§ **Aim of the task**
Repeat, line for line, the entries printed below.

§ **Material for the task**
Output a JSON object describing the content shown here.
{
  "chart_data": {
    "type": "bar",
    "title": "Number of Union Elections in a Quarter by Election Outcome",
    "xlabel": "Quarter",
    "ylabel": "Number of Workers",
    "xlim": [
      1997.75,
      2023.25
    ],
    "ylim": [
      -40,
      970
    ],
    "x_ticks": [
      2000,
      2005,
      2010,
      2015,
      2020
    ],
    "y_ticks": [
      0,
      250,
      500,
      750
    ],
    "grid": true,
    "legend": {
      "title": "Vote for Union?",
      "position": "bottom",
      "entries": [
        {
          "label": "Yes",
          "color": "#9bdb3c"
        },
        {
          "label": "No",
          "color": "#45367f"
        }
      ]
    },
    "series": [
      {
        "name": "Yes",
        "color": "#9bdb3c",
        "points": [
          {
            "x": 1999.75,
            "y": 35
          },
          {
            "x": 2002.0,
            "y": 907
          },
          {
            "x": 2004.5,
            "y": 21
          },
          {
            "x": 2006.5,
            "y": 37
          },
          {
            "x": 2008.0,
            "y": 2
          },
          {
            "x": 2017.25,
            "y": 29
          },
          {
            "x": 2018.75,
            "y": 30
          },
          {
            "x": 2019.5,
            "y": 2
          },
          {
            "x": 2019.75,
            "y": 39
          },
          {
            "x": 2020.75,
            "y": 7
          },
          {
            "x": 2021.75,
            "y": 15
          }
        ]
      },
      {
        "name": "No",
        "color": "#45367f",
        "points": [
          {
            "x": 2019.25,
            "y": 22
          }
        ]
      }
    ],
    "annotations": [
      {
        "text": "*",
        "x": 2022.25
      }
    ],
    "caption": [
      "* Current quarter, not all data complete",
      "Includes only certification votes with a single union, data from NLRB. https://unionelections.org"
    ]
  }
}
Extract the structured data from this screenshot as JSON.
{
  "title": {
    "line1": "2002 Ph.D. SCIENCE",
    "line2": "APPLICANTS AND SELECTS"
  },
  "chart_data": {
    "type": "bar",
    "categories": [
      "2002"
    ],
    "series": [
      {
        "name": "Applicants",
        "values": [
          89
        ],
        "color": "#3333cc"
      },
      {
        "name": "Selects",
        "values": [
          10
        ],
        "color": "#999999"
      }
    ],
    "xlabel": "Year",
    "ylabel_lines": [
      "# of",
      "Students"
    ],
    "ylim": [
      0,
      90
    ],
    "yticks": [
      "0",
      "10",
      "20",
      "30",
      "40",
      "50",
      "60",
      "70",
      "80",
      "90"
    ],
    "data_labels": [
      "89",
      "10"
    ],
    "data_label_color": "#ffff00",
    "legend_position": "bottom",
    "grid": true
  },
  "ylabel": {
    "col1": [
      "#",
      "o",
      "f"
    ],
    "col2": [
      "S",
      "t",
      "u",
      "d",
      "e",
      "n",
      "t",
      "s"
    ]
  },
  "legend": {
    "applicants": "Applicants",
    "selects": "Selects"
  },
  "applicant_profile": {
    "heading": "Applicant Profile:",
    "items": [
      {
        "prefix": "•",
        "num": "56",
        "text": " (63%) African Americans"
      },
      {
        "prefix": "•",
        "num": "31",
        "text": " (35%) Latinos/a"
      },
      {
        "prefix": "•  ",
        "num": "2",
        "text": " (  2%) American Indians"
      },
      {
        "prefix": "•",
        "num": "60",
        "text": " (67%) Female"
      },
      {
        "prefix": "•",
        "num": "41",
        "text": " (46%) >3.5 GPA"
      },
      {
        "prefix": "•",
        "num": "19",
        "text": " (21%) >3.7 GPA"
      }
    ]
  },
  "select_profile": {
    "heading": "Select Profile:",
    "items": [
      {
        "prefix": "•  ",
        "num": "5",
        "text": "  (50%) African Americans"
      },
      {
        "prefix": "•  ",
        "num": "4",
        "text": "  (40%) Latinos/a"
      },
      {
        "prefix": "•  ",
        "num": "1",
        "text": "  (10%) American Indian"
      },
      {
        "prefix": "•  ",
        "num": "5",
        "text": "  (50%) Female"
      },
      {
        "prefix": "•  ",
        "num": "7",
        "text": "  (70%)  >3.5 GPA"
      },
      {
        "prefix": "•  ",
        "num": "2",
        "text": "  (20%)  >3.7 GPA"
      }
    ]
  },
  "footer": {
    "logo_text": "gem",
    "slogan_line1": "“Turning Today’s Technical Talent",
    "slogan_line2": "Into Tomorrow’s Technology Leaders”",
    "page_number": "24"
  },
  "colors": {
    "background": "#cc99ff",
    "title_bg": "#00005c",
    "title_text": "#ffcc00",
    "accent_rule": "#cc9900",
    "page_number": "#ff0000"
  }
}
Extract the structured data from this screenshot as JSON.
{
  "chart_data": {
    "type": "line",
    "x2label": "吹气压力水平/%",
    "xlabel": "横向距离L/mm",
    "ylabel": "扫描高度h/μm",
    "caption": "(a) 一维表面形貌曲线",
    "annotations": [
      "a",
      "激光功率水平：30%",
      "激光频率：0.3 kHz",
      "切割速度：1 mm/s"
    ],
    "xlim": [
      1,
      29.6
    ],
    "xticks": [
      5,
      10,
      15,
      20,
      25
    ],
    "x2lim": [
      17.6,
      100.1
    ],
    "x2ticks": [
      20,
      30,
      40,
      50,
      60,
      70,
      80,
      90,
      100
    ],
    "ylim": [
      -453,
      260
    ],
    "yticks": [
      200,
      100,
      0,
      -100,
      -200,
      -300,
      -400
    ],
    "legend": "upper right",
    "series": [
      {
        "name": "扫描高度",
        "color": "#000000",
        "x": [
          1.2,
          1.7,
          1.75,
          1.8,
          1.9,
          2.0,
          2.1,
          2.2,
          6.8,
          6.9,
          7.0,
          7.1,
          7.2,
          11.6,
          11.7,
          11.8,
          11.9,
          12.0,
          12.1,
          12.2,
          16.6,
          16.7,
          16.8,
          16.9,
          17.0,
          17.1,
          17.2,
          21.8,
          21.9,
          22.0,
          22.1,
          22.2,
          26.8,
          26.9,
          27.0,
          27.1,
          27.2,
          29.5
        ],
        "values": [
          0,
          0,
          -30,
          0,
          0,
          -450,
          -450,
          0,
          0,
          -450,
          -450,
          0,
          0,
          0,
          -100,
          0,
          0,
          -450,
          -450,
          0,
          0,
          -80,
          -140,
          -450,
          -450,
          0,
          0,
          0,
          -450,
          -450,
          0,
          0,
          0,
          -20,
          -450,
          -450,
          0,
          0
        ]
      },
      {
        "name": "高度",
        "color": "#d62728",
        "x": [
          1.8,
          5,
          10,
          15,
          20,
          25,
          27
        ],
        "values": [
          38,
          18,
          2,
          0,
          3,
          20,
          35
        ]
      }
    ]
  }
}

§ **Correct result**
Output a JSON object describing the content shown here.
{
  "chart_data": {
    "type": "bar",
    "title": "Number of Union Elections in a Quarter by Election Outcome",
    "xlabel": "Quarter",
    "ylabel": "Number of Workers",
    "xlim": [
      1997.75,
      2023.25
    ],
    "ylim": [
      -40,
      970
    ],
    "x_ticks": [
      2000,
      2005,
      2010,
      2015,
      2020
    ],
    "y_ticks": [
      0,
      250,
      500,
      750
    ],
    "grid": true,
    "legend": {
      "title": "Vote for Union?",
      "position": "bottom",
      "entries": [
        {
          "label": "Yes",
          "color": "#9bdb3c"
        },
        {
          "label": "No",
          "color": "#45367f"
        }
      ]
    },
    "series": [
      {
        "name": "Yes",
        "color": "#9bdb3c",
        "points": [
          {
            "x": 1999.75,
            "y": 35
          },
          {
            "x": 2002.0,
            "y": 907
          },
          {
            "x": 2004.5,
            "y": 21
          },
          {
            "x": 2006.5,
            "y": 37
          },
          {
            "x": 2008.0,
            "y": 2
          },
          {
            "x": 2017.25,
            "y": 29
          },
          {
            "x": 2018.75,
            "y": 30
          },
          {
            "x": 2019.5,
            "y": 2
          },
          {
            "x": 2019.75,
            "y": 39
          },
          {
            "x": 2020.75,
            "y": 7
          },
          {
            "x": 2021.75,
            "y": 15
          }
        ]
      },
      {
        "name": "No",
        "color": "#45367f",
        "points": [
          {
            "x": 2019.25,
            "y": 22
          }
        ]
      }
    ],
    "annotations": [
      {
        "text": "*",
        "x": 2022.25
      }
    ],
    "caption": [
      "* Current quarter, not all data complete",
      "Includes only certification votes with a single union, data from NLRB. https://unionelections.org"
    ]
  }
}
Extract the structured data from this screenshot as JSON.
{
  "title": {
    "line1": "2002 Ph.D. SCIENCE",
    "line2": "APPLICANTS AND SELECTS"
  },
  "chart_data": {
    "type": "bar",
    "categories": [
      "2002"
    ],
    "series": [
      {
        "name": "Applicants",
        "values": [
          89
        ],
        "color": "#3333cc"
      },
      {
        "name": "Selects",
        "values": [
          10
        ],
        "color": "#999999"
      }
    ],
    "xlabel": "Year",
    "ylabel_lines": [
      "# of",
      "Students"
    ],
    "ylim": [
      0,
      90
    ],
    "yticks": [
      "0",
      "10",
      "20",
      "30",
      "40",
      "50",
      "60",
      "70",
      "80",
      "90"
    ],
    "data_labels": [
      "89",
      "10"
    ],
    "data_label_color": "#ffff00",
    "legend_position": "bottom",
    "grid": true
  },
  "ylabel": {
    "col1": [
      "#",
      "o",
      "f"
    ],
    "col2": [
      "S",
      "t",
      "u",
      "d",
      "e",
      "n",
      "t",
      "s"
    ]
  },
  "legend": {
    "applicants": "Applicants",
    "selects": "Selects"
  },
  "applicant_profile": {
    "heading": "Applicant Profile:",
    "items": [
      {
        "prefix": "•",
        "num": "56",
        "text": " (63%) African Americans"
      },
      {
        "prefix": "•",
        "num": "31",
        "text": " (35%) Latinos/a"
      },
      {
        "prefix": "•  ",
        "num": "2",
        "text": " (  2%) American Indians"
      },
      {
        "prefix": "•",
        "num": "60",
        "text": " (67%) Female"
      },
      {
        "prefix": "•",
        "num": "41",
        "text": " (46%) >3.5 GPA"
      },
      {
        "prefix": "•",
        "num": "19",
        "text": " (21%) >3.7 GPA"
      }
    ]
  },
  "select_profile": {
    "heading": "Select Profile:",
    "items": [
      {
        "prefix": "•  ",
        "num": "5",
        "text": "  (50%) African Americans"
      },
      {
        "prefix": "•  ",
        "num": "4",
        "text": "  (40%) Latinos/a"
      },
      {
        "prefix": "•  ",
        "num": "1",
        "text": "  (10%) American Indian"
      },
      {
        "prefix": "•  ",
        "num": "5",
        "text": "  (50%) Female"
      },
      {
        "prefix": "•  ",
        "num": "7",
        "text": "  (70%)  >3.5 GPA"
      },
      {
        "prefix": "•  ",
        "num": "2",
        "text": "  (20%)  >3.7 GPA"
      }
    ]
  },
  "footer": {
    "logo_text": "gem",
    "slogan_line1": "“Turning Today’s Technical Talent",
    "slogan_line2": "Into Tomorrow’s Technology Leaders”",
    "page_number": "24"
  },
  "colors": {
    "background": "#cc99ff",
    "title_bg": "#00005c",
    "title_text": "#ffcc00",
    "accent_rule": "#cc9900",
    "page_number": "#ff0000"
  }
}
Extract the structured data from this screenshot as JSON.
{
  "chart_data": {
    "type": "line",
    "x2label": "吹气压力水平/%",
    "xlabel": "横向距离L/mm",
    "ylabel": "扫描高度h/μm",
    "caption": "(a) 一维表面形貌曲线",
    "annotations": [
      "a",
      "激光功率水平：30%",
      "激光频率：0.3 kHz",
      "切割速度：1 mm/s"
    ],
    "xlim": [
      1,
      29.6
    ],
    "xticks": [
      5,
      10,
      15,
      20,
      25
    ],
    "x2lim": [
      17.6,
      100.1
    ],
    "x2ticks": [
      20,
      30,
      40,
      50,
      60,
      70,
      80,
      90,
      100
    ],
    "ylim": [
      -453,
      260
    ],
    "yticks": [
      200,
      100,
      0,
      -100,
      -200,
      -300,
      -400
    ],
    "legend": "upper right",
    "series": [
      {
        "name": "扫描高度",
        "color": "#000000",
        "x": [
          1.2,
          1.7,
          1.75,
          1.8,
          1.9,
          2.0,
          2.1,
          2.2,
          6.8,
          6.9,
          7.0,
          7.1,
          7.2,
          11.6,
          11.7,
          11.8,
          11.9,
          12.0,
          12.1,
          12.2,
          16.6,
          16.7,
          16.8,
          16.9,
          17.0,
          17.1,
          17.2,
          21.8,
          21.9,
          22.0,
          22.1,
          22.2,
          26.8,
          26.9,
          27.0,
          27.1,
          27.2,
          29.5
        ],
        "values": [
          0,
          0,
          -30,
          0,
          0,
          -450,
          -450,
          0,
          0,
          -450,
          -450,
          0,
          0,
          0,
          -100,
          0,
          0,
          -450,
          -450,
          0,
          0,
          -80,
          -140,
          -450,
          -450,
          0,
          0,
          0,
          -450,
          -450,
          0,
          0,
          0,
          -20,
          -450,
          -450,
          0,
          0
        ]
      },
      {
        "name": "高度",
        "color": "#d62728",
        "x": [
          1.8,
          5,
          10,
          15,
          20,
          25,
          27
        ],
        "values": [
          38,
          18,
          2,
          0,
          3,
          20,
          35
        ]
      }
    ]
  }
}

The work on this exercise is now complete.